■ DATA SHOWN:
↓

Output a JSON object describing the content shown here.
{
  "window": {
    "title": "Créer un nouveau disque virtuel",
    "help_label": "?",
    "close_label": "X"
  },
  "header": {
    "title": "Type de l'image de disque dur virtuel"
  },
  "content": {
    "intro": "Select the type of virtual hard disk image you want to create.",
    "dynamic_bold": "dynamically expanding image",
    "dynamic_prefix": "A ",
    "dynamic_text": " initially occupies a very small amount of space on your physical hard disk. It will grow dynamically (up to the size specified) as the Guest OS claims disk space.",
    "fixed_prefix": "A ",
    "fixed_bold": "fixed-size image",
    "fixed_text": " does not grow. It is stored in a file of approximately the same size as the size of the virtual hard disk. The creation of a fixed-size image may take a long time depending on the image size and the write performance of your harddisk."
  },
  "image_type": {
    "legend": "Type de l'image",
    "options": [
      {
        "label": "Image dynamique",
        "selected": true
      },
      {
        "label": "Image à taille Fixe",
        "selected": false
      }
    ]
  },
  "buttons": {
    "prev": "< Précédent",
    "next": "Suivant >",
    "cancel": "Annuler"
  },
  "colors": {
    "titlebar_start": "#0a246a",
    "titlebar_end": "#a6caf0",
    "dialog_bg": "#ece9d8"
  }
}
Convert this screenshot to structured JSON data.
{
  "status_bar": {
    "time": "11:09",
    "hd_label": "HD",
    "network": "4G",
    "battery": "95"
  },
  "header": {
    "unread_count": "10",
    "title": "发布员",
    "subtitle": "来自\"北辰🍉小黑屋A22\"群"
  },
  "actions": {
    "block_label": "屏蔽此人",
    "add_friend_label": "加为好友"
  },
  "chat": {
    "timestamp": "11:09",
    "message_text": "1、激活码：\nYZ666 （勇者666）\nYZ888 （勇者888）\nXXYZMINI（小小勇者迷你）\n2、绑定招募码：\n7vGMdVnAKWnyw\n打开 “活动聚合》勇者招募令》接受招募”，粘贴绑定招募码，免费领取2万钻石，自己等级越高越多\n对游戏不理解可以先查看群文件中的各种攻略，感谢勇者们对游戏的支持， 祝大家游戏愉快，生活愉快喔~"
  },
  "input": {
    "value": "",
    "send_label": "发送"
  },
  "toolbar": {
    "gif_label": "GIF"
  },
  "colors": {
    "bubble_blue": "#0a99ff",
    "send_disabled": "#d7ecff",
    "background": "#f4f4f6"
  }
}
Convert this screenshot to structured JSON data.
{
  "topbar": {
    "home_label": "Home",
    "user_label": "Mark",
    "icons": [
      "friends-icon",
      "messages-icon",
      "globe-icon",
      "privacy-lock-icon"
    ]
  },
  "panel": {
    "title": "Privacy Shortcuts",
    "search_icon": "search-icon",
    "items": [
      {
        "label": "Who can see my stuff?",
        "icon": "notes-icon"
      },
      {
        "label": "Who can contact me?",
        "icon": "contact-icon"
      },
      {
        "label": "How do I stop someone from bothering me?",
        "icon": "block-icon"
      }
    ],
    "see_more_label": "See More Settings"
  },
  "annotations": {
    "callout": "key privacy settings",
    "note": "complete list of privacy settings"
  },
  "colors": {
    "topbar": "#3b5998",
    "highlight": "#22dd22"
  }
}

↑

Copy out all of the records shown above exactly.

Output a JSON object describing the content shown here.
{
  "window": {
    "title": "Créer un nouveau disque virtuel",
    "help_label": "?",
    "close_label": "X"
  },
  "header": {
    "title": "Type de l'image de disque dur virtuel"
  },
  "content": {
    "intro": "Select the type of virtual hard disk image you want to create.",
    "dynamic_bold": "dynamically expanding image",
    "dynamic_prefix": "A ",
    "dynamic_text": " initially occupies a very small amount of space on your physical hard disk. It will grow dynamically (up to the size specified) as the Guest OS claims disk space.",
    "fixed_prefix": "A ",
    "fixed_bold": "fixed-size image",
    "fixed_text": " does not grow. It is stored in a file of approximately the same size as the size of the virtual hard disk. The creation of a fixed-size image may take a long time depending on the image size and the write performance of your harddisk."
  },
  "image_type": {
    "legend": "Type de l'image",
    "options": [
      {
        "label": "Image dynamique",
        "selected": true
      },
      {
        "label": "Image à taille Fixe",
        "selected": false
      }
    ]
  },
  "buttons": {
    "prev": "< Précédent",
    "next": "Suivant >",
    "cancel": "Annuler"
  },
  "colors": {
    "titlebar_start": "#0a246a",
    "titlebar_end": "#a6caf0",
    "dialog_bg": "#ece9d8"
  }
}
Convert this screenshot to structured JSON data.
{
  "status_bar": {
    "time": "11:09",
    "hd_label": "HD",
    "network": "4G",
    "battery": "95"
  },
  "header": {
    "unread_count": "10",
    "title": "发布员",
    "subtitle": "来自\"北辰🍉小黑屋A22\"群"
  },
  "actions": {
    "block_label": "屏蔽此人",
    "add_friend_label": "加为好友"
  },
  "chat": {
    "timestamp": "11:09",
    "message_text": "1、激活码：\nYZ666 （勇者666）\nYZ888 （勇者888）\nXXYZMINI（小小勇者迷你）\n2、绑定招募码：\n7vGMdVnAKWnyw\n打开 “活动聚合》勇者招募令》接受招募”，粘贴绑定招募码，免费领取2万钻石，自己等级越高越多\n对游戏不理解可以先查看群文件中的各种攻略，感谢勇者们对游戏的支持， 祝大家游戏愉快，生活愉快喔~"
  },
  "input": {
    "value": "",
    "send_label": "发送"
  },
  "toolbar": {
    "gif_label": "GIF"
  },
  "colors": {
    "bubble_blue": "#0a99ff",
    "send_disabled": "#d7ecff",
    "background": "#f4f4f6"
  }
}
Convert this screenshot to structured JSON data.
{
  "topbar": {
    "home_label": "Home",
    "user_label": "Mark",
    "icons": [
      "friends-icon",
      "messages-icon",
      "globe-icon",
      "privacy-lock-icon"
    ]
  },
  "panel": {
    "title": "Privacy Shortcuts",
    "search_icon": "search-icon",
    "items": [
      {
        "label": "Who can see my stuff?",
        "icon": "notes-icon"
      },
      {
        "label": "Who can contact me?",
        "icon": "contact-icon"
      },
      {
        "label": "How do I stop someone from bothering me?",
        "icon": "block-icon"
      }
    ],
    "see_more_label": "See More Settings"
  },
  "annotations": {
    "callout": "key privacy settings",
    "note": "complete list of privacy settings"
  },
  "colors": {
    "topbar": "#3b5998",
    "highlight": "#22dd22"
  }
}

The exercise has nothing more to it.